Find each line containing the string "another". Copy it.
────────────────────
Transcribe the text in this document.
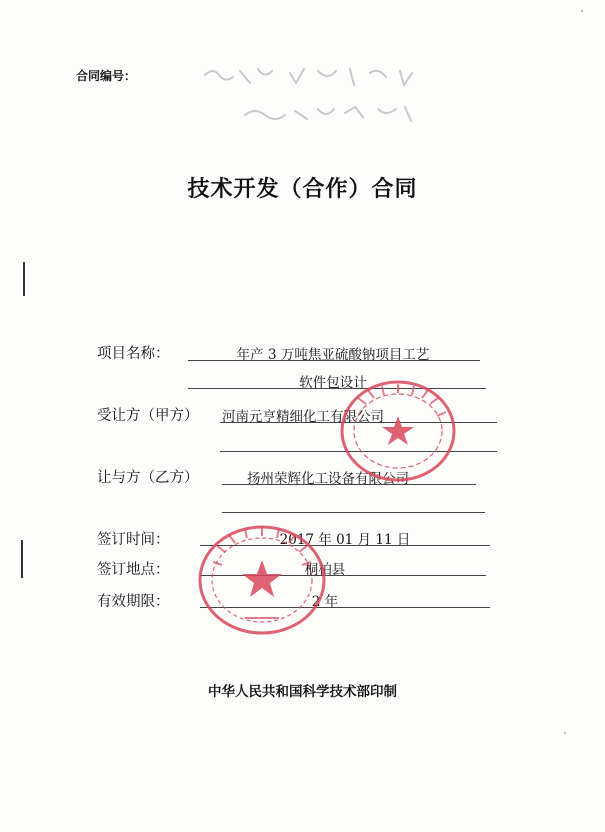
合同编号：
技术开发（合作）合同
项目名称：	年产 3 万吨焦亚硫酸钠项目工艺
软件包设计
受让方（甲方） 河南元亨精细化工有限公司
让与方（乙方）	扬州荣辉化工设备有限公司
签订时间：	2017 年 01 月 11 日
签订地点：	桐柏县
有效期限：	2 年
中华人民共和国科学技术部印制
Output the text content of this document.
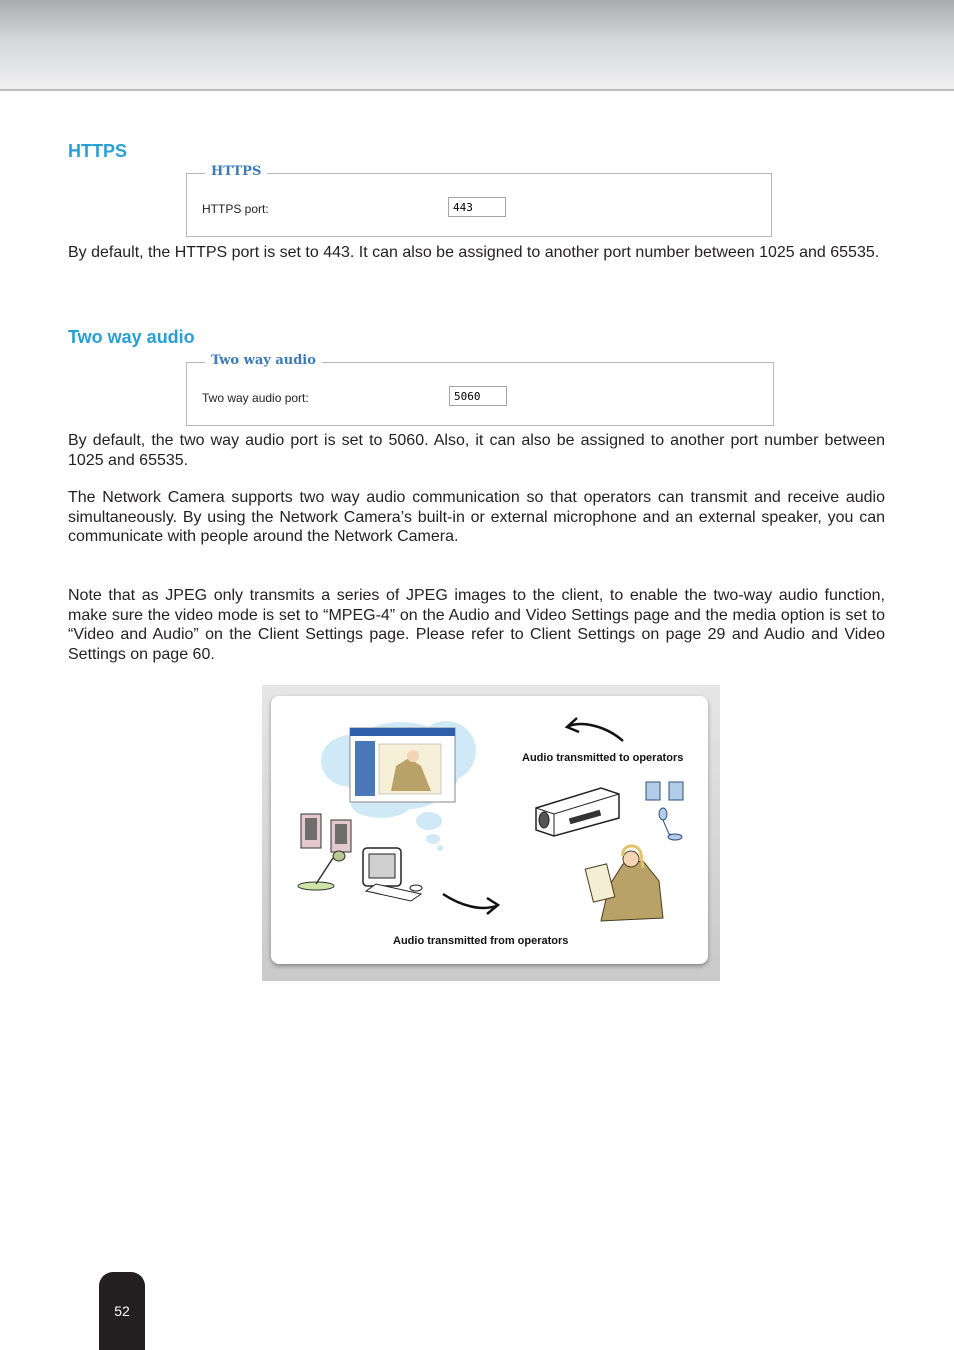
HTTPS
HTTPS
HTTPS port:
443

By default, the HTTPS port is set to 443. It can also be assigned to another port number between 1025 and 65535.

Two way audio
Two way audio
Two way audio port:
5060

By default, the two way audio port is set to 5060. Also, it can also be assigned to another port number between 1025 and 65535.

The Network Camera supports two way audio communication so that operators can transmit and receive audio simultaneously. By using the Network Camera’s built-in or external microphone and an external speaker, you can communicate with people around the Network Camera.

Note that as JPEG only transmits a series of JPEG images to the client, to enable the two-way audio function, make sure the video mode is set to “MPEG-4” on the Audio and Video Settings page and the media option is set to “Video and Audio” on the Client Settings page. Please refer to Client Settings on page 29 and Audio and Video Settings on page 60.

Audio transmitted to operators
Audio transmitted from operators
52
────────────────────
## Correct result
By default, the HTTPS port is set to 443. It can also be assigned to another port number between 1025 and 65535.
By default, the two way audio port is set to 5060. Also, it can also be assigned to another port number between 1025 and 65535.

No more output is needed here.